─── PROVIDED DATA

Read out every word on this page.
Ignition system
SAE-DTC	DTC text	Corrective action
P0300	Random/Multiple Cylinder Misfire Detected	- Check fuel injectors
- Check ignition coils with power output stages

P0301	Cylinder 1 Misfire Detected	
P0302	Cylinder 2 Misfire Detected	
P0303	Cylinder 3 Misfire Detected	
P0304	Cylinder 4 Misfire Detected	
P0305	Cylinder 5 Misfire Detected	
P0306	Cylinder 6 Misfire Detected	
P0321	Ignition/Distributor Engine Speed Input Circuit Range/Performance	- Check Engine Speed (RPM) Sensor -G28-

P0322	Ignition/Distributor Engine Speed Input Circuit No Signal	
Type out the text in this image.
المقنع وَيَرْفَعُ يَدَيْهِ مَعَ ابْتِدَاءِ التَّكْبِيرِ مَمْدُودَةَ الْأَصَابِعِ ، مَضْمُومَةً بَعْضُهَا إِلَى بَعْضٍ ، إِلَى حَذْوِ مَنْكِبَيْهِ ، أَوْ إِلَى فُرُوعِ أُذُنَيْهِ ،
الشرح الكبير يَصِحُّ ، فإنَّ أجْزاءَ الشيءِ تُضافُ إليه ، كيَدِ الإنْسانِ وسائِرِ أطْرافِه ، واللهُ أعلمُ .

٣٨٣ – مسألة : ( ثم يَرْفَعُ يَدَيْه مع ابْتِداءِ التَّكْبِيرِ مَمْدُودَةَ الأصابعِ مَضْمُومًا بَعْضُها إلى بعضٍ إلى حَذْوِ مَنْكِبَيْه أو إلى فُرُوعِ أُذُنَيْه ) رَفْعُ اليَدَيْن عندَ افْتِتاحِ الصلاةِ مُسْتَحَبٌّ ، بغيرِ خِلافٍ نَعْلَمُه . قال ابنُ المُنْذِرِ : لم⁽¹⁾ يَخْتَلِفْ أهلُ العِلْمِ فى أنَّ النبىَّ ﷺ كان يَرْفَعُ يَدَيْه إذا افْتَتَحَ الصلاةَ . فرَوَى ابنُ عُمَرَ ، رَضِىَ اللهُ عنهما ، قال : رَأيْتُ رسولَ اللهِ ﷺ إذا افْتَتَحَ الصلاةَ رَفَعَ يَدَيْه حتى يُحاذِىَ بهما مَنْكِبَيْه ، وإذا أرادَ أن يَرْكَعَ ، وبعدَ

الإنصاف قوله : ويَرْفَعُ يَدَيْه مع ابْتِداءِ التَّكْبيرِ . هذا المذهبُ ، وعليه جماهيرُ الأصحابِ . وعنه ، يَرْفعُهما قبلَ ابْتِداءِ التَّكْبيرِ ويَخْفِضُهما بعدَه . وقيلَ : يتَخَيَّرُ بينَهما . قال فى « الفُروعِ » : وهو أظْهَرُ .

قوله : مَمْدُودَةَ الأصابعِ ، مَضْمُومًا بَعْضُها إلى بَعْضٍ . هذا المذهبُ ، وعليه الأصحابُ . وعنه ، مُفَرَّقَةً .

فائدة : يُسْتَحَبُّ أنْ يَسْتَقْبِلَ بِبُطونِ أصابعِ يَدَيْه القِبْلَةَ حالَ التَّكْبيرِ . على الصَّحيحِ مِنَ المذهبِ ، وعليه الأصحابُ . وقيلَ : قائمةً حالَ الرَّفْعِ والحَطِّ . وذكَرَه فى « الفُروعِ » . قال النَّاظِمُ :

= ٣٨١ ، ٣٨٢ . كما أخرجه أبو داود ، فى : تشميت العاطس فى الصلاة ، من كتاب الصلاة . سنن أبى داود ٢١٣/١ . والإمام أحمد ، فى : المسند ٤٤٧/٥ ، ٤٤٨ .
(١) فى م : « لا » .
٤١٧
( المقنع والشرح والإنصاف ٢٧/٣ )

──────

- **REQUIRED TASK**
Return each line in the records that holds the string "وعنه".

- **TASK OUTPUT**
الإنصاف قوله : ويَرْفَعُ يَدَيْه مع ابْتِداءِ التَّكْبيرِ . هذا المذهبُ ، وعليه جماهيرُ الأصحابِ . وعنه ، يَرْفعُهما قبلَ ابْتِداءِ التَّكْبيرِ ويَخْفِضُهما بعدَه . وقيلَ : يتَخَيَّرُ بينَهما . قال فى « الفُروعِ » : وهو أظْهَرُ .
قوله : مَمْدُودَةَ الأصابعِ ، مَضْمُومًا بَعْضُها إلى بَعْضٍ . هذا المذهبُ ، وعليه الأصحابُ . وعنه ، مُفَرَّقَةً .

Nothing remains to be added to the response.